--- Task goal ---
From the listing below, copy every line with the word "this".

[Dataset items]
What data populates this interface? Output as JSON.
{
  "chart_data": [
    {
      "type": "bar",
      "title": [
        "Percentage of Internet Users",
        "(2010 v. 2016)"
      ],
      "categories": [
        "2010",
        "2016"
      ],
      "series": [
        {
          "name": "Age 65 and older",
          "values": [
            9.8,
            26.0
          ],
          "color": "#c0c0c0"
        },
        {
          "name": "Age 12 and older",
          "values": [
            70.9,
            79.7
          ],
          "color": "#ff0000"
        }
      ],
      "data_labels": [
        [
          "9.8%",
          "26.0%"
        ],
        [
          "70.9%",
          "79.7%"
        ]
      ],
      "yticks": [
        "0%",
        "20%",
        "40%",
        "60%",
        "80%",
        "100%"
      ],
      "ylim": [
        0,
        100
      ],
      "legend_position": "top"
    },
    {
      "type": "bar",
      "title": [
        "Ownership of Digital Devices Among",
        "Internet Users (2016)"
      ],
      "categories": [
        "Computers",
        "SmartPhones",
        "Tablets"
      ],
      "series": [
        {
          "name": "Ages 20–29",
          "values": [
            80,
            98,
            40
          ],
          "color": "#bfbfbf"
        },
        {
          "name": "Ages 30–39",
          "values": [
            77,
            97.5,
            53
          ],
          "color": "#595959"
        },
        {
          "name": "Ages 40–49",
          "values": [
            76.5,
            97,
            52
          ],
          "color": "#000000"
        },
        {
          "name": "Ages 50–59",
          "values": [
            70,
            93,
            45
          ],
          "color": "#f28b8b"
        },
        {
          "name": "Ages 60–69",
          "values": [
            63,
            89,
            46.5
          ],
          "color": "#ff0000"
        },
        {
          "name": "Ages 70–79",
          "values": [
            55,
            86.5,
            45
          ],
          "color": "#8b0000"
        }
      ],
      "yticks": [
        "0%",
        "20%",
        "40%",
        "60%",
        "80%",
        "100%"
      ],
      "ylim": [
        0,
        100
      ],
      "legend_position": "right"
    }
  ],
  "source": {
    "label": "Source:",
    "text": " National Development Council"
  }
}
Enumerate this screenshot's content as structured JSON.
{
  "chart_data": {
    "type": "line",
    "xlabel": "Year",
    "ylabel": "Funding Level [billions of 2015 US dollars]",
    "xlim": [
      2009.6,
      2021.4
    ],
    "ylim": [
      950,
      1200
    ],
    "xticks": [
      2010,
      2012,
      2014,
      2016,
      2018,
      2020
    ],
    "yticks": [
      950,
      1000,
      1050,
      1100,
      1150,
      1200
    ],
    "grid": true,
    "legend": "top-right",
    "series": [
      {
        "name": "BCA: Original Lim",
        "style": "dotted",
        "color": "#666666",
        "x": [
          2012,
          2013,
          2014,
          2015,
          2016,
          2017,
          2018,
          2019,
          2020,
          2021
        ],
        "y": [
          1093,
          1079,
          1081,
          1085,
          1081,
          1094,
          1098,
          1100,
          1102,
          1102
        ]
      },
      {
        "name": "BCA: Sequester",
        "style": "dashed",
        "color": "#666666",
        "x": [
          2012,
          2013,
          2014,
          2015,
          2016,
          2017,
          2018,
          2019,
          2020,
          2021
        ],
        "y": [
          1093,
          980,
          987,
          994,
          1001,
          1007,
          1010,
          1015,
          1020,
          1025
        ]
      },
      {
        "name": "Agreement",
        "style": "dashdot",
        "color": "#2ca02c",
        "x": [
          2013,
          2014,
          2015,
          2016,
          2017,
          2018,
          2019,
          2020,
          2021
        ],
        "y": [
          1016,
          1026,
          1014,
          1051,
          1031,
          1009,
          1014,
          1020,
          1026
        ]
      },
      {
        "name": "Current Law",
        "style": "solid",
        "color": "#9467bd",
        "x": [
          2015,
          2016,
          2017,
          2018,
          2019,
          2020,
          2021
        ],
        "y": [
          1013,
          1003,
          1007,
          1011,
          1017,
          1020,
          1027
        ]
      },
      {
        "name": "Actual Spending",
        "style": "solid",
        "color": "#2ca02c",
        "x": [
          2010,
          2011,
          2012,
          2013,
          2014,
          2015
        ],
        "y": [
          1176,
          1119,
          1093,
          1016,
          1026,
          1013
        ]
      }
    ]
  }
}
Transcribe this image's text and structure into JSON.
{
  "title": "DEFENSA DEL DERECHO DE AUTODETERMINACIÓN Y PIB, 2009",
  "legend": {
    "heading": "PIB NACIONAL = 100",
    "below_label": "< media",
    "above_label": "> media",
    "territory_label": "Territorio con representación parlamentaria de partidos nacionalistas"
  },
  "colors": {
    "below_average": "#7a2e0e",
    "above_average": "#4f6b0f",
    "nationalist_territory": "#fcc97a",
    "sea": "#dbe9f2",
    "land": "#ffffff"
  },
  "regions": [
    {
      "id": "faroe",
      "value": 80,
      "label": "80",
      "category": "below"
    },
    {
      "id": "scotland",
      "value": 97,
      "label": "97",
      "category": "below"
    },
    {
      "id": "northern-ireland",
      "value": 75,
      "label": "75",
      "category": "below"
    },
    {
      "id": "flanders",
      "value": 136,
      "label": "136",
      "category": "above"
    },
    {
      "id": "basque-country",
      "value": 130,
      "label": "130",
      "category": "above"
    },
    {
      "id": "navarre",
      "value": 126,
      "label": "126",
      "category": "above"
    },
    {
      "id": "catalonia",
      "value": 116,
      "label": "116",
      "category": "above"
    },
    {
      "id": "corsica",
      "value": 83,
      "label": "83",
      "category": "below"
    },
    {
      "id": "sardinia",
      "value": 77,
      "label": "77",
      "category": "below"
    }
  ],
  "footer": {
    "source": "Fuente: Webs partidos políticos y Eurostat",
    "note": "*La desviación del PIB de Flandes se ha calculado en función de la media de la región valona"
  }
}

--- Task answer ---
What data populates this interface? Output as JSON.
Enumerate this screenshot's content as structured JSON.
Transcribe this image's text and structure into JSON.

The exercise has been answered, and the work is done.